**Dataset content**

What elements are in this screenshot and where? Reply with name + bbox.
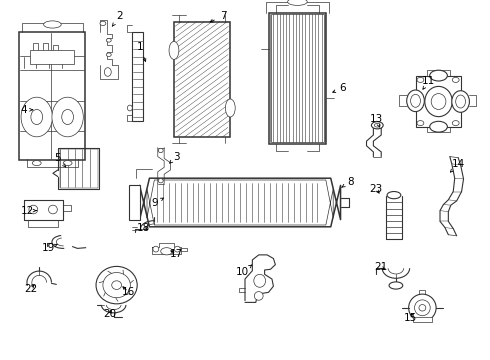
Ellipse shape: [52, 97, 83, 137]
Bar: [174, 22, 230, 137]
Text: 11: 11: [422, 76, 436, 89]
Text: 12: 12: [20, 206, 36, 216]
Ellipse shape: [387, 192, 401, 199]
Ellipse shape: [112, 281, 122, 289]
Text: 4: 4: [20, 105, 33, 115]
Ellipse shape: [374, 123, 380, 127]
Ellipse shape: [389, 282, 403, 289]
Ellipse shape: [31, 109, 43, 125]
Ellipse shape: [431, 94, 446, 109]
Ellipse shape: [254, 274, 266, 287]
Text: 13: 13: [369, 114, 383, 127]
Bar: [413, 317, 432, 322]
Ellipse shape: [407, 90, 424, 112]
Text: 23: 23: [369, 184, 383, 194]
Ellipse shape: [452, 77, 459, 82]
Bar: [30, 50, 74, 64]
Ellipse shape: [430, 121, 447, 132]
Ellipse shape: [452, 91, 469, 112]
Ellipse shape: [425, 86, 452, 117]
Text: 17: 17: [170, 249, 183, 259]
Ellipse shape: [288, 0, 307, 5]
Bar: [416, 76, 461, 127]
Ellipse shape: [452, 121, 459, 126]
Bar: [269, 13, 326, 144]
Bar: [19, 32, 85, 160]
Ellipse shape: [161, 248, 172, 255]
Ellipse shape: [430, 70, 447, 81]
Bar: [271, 14, 324, 142]
Text: 22: 22: [24, 284, 37, 294]
Ellipse shape: [371, 122, 383, 129]
Ellipse shape: [100, 21, 106, 26]
Ellipse shape: [419, 305, 426, 311]
Ellipse shape: [103, 273, 130, 298]
Bar: [129, 185, 140, 220]
Text: 19: 19: [41, 243, 57, 253]
Text: 7: 7: [210, 11, 226, 22]
Ellipse shape: [21, 97, 52, 137]
Ellipse shape: [49, 205, 57, 214]
Text: 2: 2: [112, 11, 123, 26]
Text: 14: 14: [450, 159, 465, 172]
Ellipse shape: [32, 161, 41, 166]
Ellipse shape: [254, 292, 263, 300]
Ellipse shape: [158, 179, 163, 183]
Ellipse shape: [106, 39, 111, 42]
Ellipse shape: [174, 246, 180, 252]
Ellipse shape: [96, 266, 137, 304]
Ellipse shape: [127, 105, 132, 111]
Bar: [132, 32, 143, 121]
Ellipse shape: [417, 121, 424, 126]
Text: 18: 18: [136, 222, 150, 233]
Text: 10: 10: [236, 265, 252, 277]
Text: 15: 15: [404, 312, 417, 323]
Ellipse shape: [153, 246, 159, 252]
Text: 8: 8: [342, 177, 354, 187]
Ellipse shape: [62, 109, 74, 125]
Text: 20: 20: [104, 309, 117, 319]
Ellipse shape: [106, 53, 111, 57]
Ellipse shape: [417, 77, 424, 82]
Bar: [60, 149, 98, 188]
Ellipse shape: [169, 41, 179, 59]
Ellipse shape: [104, 68, 111, 76]
Text: 1: 1: [136, 42, 146, 61]
Ellipse shape: [158, 148, 163, 153]
Text: 6: 6: [333, 83, 346, 93]
Ellipse shape: [225, 99, 235, 117]
Ellipse shape: [409, 294, 436, 321]
Text: 21: 21: [374, 262, 388, 272]
Ellipse shape: [411, 94, 420, 107]
Ellipse shape: [29, 205, 38, 214]
Ellipse shape: [44, 21, 61, 28]
Text: 5: 5: [54, 153, 66, 167]
Ellipse shape: [456, 95, 466, 108]
Text: 9: 9: [151, 198, 164, 208]
Ellipse shape: [415, 300, 430, 316]
Ellipse shape: [63, 161, 72, 166]
Text: 3: 3: [170, 152, 180, 163]
Text: 16: 16: [122, 287, 135, 297]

**Request**
Express these items as a Markdown table with the columns Row and Line, numbering each non-blank line and omitting blank lines. Leave the pictures out of the answer.

**Final result**
| Row | Line |
|---|---|
| 1 | What elements are in this screenshot and where? Reply with name + bbox. |
| 2 | Ellipse shape: [52, 97, 83, 137] |
| 3 | Bar: [174, 22, 230, 137] |
| 4 | Text: 11: 11: [422, 76, 436, 89] |
| 5 | Text: 12: 12: [20, 206, 36, 216] |
| 6 | Ellipse shape: [387, 192, 401, 199] |
| 7 | Ellipse shape: [112, 281, 122, 289] |
| 8 | Text: 4: 4: [20, 105, 33, 115] |
| 9 | Ellipse shape: [374, 123, 380, 127] |
| 10 | Ellipse shape: [389, 282, 403, 289] |
| 11 | Ellipse shape: [31, 109, 43, 125] |
| 12 | Ellipse shape: [431, 94, 446, 109] |
| 13 | Ellipse shape: [254, 274, 266, 287] |
| 14 | Text: 13: 13: [369, 114, 383, 127] |
| 15 | Bar: [413, 317, 432, 322] |
| 16 | Ellipse shape: [407, 90, 424, 112] |
| 17 | Text: 23: 23: [369, 184, 383, 194] |
| 18 | Ellipse shape: [452, 77, 459, 82] |
| 19 | Bar: [30, 50, 74, 64] |
| 20 | Ellipse shape: [430, 121, 447, 132] |
| 21 | Ellipse shape: [452, 91, 469, 112] |
| 22 | Ellipse shape: [425, 86, 452, 117] |
| 23 | Text: 17: 17: [170, 249, 183, 259] |
| 24 | Ellipse shape: [288, 0, 307, 5] |
| 25 | Bar: [416, 76, 461, 127] |
| 26 | Ellipse shape: [452, 121, 459, 126] |
| 27 | Bar: [269, 13, 326, 144] |
| 28 | Bar: [19, 32, 85, 160] |
| 29 | Ellipse shape: [161, 248, 172, 255] |
| 30 | Ellipse shape: [430, 70, 447, 81] |
| 31 | Bar: [271, 14, 324, 142] |
| 32 | Text: 22: 22: [24, 284, 37, 294] |
| 33 | Ellipse shape: [371, 122, 383, 129] |
| 34 | Ellipse shape: [100, 21, 106, 26] |
| 35 | Ellipse shape: [419, 305, 426, 311] |
| 36 | Ellipse shape: [103, 273, 130, 298] |
| 37 | Bar: [129, 185, 140, 220] |
| 38 | Text: 19: 19: [41, 243, 57, 253] |
| 39 | Text: 7: 7: [210, 11, 226, 22] |
| 40 | Ellipse shape: [21, 97, 52, 137] |
| 41 | Ellipse shape: [49, 205, 57, 214] |
| 42 | Text: 2: 2: [112, 11, 123, 26] |
| 43 | Text: 14: 14: [450, 159, 465, 172] |
| 44 | Ellipse shape: [32, 161, 41, 166] |
| 45 | Ellipse shape: [254, 292, 263, 300] |
| 46 | Ellipse shape: [158, 179, 163, 183] |
| 47 | Ellipse shape: [106, 39, 111, 42] |
| 48 | Ellipse shape: [174, 246, 180, 252] |
| 49 | Ellipse shape: [96, 266, 137, 304] |
| 50 | Ellipse shape: [127, 105, 132, 111] |
| 51 | Bar: [132, 32, 143, 121] |
| 52 | Ellipse shape: [417, 121, 424, 126] |
| 53 | Text: 18: 18: [136, 222, 150, 233] |
| 54 | Text: 10: 10: [236, 265, 252, 277] |
| 55 | Text: 15: 15: [404, 312, 417, 323] |
| 56 | Ellipse shape: [153, 246, 159, 252] |
| 57 | Text: 8: 8: [342, 177, 354, 187] |
| 58 | Ellipse shape: [62, 109, 74, 125] |
| 59 | Text: 20: 20: [104, 309, 117, 319] |
| 60 | Ellipse shape: [106, 53, 111, 57] |
| 61 | Ellipse shape: [417, 77, 424, 82] |
| 62 | Bar: [60, 149, 98, 188] |
| 63 | Ellipse shape: [169, 41, 179, 59] |
| 64 | Ellipse shape: [104, 68, 111, 76] |
| 65 | Text: 1: 1: [136, 42, 146, 61] |
| 66 | Ellipse shape: [158, 148, 163, 153] |
| 67 | Text: 6: 6: [333, 83, 346, 93] |
| 68 | Ellipse shape: [225, 99, 235, 117] |
| 69 | Ellipse shape: [409, 294, 436, 321] |
| 70 | Text: 21: 21: [374, 262, 388, 272] |
| 71 | Ellipse shape: [411, 94, 420, 107] |
| 72 | Ellipse shape: [29, 205, 38, 214] |
| 73 | Ellipse shape: [44, 21, 61, 28] |
| 74 | Text: 5: 5: [54, 153, 66, 167] |
| 75 | Ellipse shape: [456, 95, 466, 108] |
| 76 | Text: 9: 9: [151, 198, 164, 208] |
| 77 | Ellipse shape: [415, 300, 430, 316] |
| 78 | Ellipse shape: [63, 161, 72, 166] |
| 79 | Text: 3: 3: [170, 152, 180, 163] |
| 80 | Text: 16: 16: [122, 287, 135, 297] |